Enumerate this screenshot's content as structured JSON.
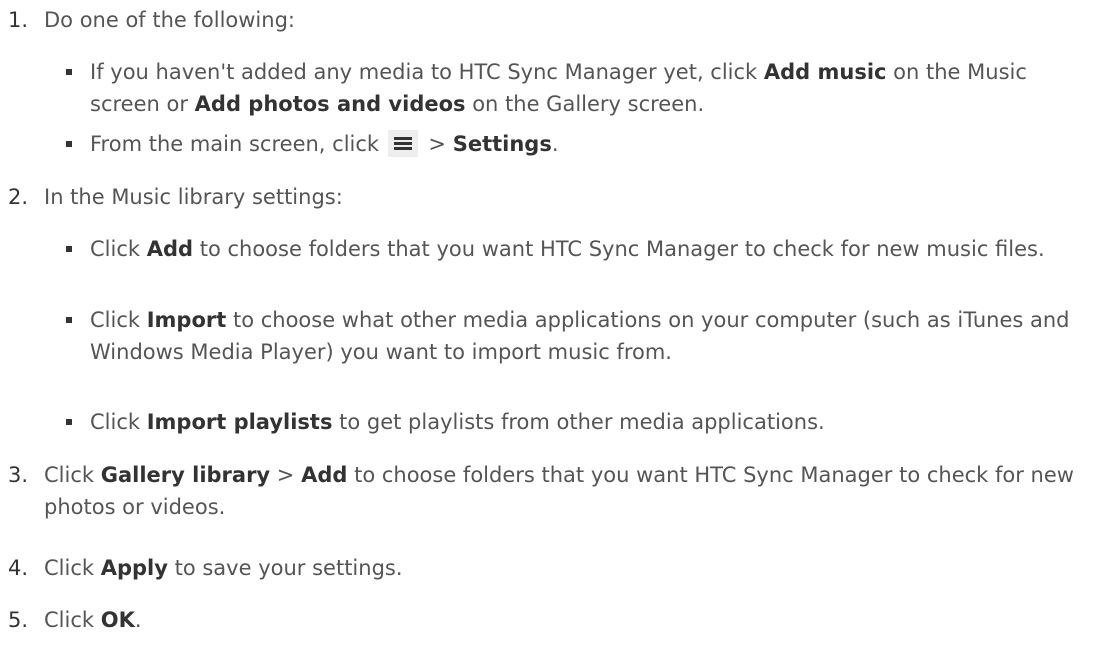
{
  "steps": [
    {
      "num": "1.",
      "text": "Do one of the following:",
      "subs": [
        {
          "pre": "If you haven't added any media to HTC Sync Manager yet, click ",
          "b1": "Add music",
          "mid": " on the Music screen or ",
          "b2": "Add photos and videos",
          "post": " on the Gallery screen."
        },
        {
          "pre": "From the main screen, click ",
          "icon": "menu-icon",
          "mid": " > ",
          "b1": "Settings",
          "post": "."
        }
      ]
    },
    {
      "num": "2.",
      "text": "In the Music library settings:",
      "subs": [
        {
          "pre": "Click ",
          "b1": "Add",
          "post": " to choose folders that you want HTC Sync Manager to check for new music files."
        },
        {
          "pre": "Click ",
          "b1": "Import",
          "post": " to choose what other media applications on your computer (such as iTunes and Windows Media Player) you want to import music from."
        },
        {
          "pre": "Click ",
          "b1": "Import playlists",
          "post": " to get playlists from other media applications."
        }
      ]
    },
    {
      "num": "3.",
      "pre": "Click ",
      "b1": "Gallery library",
      "mid": " > ",
      "b2": "Add",
      "post": " to choose folders that you want HTC Sync Manager to check for new photos or videos."
    },
    {
      "num": "4.",
      "pre": "Click ",
      "b1": "Apply",
      "post": " to save your settings."
    },
    {
      "num": "5.",
      "pre": "Click ",
      "b1": "OK",
      "post": "."
    }
  ]
}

## What this task involves
Scan the records above for the string "other", then report every line that contains it.

## Written solution
          "post": " to choose what other media applications on your computer (such as iTunes and Windows Media Player) you want to import music from."
          "post": " to get playlists from other media applications."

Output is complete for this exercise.